Records provided:

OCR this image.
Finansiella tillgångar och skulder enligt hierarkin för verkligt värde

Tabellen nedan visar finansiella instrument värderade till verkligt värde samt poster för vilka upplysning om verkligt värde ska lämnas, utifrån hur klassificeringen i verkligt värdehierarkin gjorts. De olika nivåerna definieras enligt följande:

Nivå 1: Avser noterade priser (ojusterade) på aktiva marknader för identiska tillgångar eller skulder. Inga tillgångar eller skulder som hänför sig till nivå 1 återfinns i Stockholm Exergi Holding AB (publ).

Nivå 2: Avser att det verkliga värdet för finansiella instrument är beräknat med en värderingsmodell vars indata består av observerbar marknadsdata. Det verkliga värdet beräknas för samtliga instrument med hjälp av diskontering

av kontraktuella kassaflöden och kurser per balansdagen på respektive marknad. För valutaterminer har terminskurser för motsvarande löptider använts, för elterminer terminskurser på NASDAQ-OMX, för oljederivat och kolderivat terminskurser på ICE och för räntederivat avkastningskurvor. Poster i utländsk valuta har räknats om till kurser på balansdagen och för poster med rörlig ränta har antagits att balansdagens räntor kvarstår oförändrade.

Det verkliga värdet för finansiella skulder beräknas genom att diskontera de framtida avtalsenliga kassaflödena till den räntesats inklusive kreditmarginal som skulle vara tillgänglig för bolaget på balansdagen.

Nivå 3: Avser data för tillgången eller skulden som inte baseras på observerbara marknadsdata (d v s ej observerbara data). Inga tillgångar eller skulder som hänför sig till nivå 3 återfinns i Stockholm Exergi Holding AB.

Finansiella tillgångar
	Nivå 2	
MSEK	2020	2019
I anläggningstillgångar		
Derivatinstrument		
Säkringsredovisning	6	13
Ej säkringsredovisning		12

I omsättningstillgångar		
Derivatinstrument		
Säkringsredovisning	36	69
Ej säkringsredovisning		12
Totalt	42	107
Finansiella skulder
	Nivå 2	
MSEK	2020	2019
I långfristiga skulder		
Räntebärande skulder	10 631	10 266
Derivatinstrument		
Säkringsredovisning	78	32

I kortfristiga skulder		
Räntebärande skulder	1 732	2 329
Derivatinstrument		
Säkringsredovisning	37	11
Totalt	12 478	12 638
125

Task item:
Please give an exact copy of every entry.

The answer:
OCR this image.
Finansiella tillgångar och skulder enligt hierarkin för verkligt värde

Tabellen nedan visar finansiella instrument värderade till verkligt värde samt poster för vilka upplysning om verkligt värde ska lämnas, utifrån hur klassificeringen i verkligt värdehierarkin gjorts. De olika nivåerna definieras enligt följande:

Nivå 1: Avser noterade priser (ojusterade) på aktiva marknader för identiska tillgångar eller skulder. Inga tillgångar eller skulder som hänför sig till nivå 1 återfinns i Stockholm Exergi Holding AB (publ).

Nivå 2: Avser att det verkliga värdet för finansiella instrument är beräknat med en värderingsmodell vars indata består av observerbar marknadsdata. Det verkliga värdet beräknas för samtliga instrument med hjälp av diskontering

av kontraktuella kassaflöden och kurser per balansdagen på respektive marknad. För valutaterminer har terminskurser för motsvarande löptider använts, för elterminer terminskurser på NASDAQ-OMX, för oljederivat och kolderivat terminskurser på ICE och för räntederivat avkastningskurvor. Poster i utländsk valuta har räknats om till kurser på balansdagen och för poster med rörlig ränta har antagits att balansdagens räntor kvarstår oförändrade.

Det verkliga värdet för finansiella skulder beräknas genom att diskontera de framtida avtalsenliga kassaflödena till den räntesats inklusive kreditmarginal som skulle vara tillgänglig för bolaget på balansdagen.

Nivå 3: Avser data för tillgången eller skulden som inte baseras på observerbara marknadsdata (d v s ej observerbara data). Inga tillgångar eller skulder som hänför sig till nivå 3 återfinns i Stockholm Exergi Holding AB.

Finansiella tillgångar
	Nivå 2	
MSEK	2020	2019
I anläggningstillgångar		
Derivatinstrument		
Säkringsredovisning	6	13
Ej säkringsredovisning		12

I omsättningstillgångar		
Derivatinstrument		
Säkringsredovisning	36	69
Ej säkringsredovisning		12
Totalt	42	107
Finansiella skulder
	Nivå 2	
MSEK	2020	2019
I långfristiga skulder		
Räntebärande skulder	10 631	10 266
Derivatinstrument		
Säkringsredovisning	78	32

I kortfristiga skulder		
Räntebärande skulder	1 732	2 329
Derivatinstrument		
Säkringsredovisning	37	11
Totalt	12 478	12 638
125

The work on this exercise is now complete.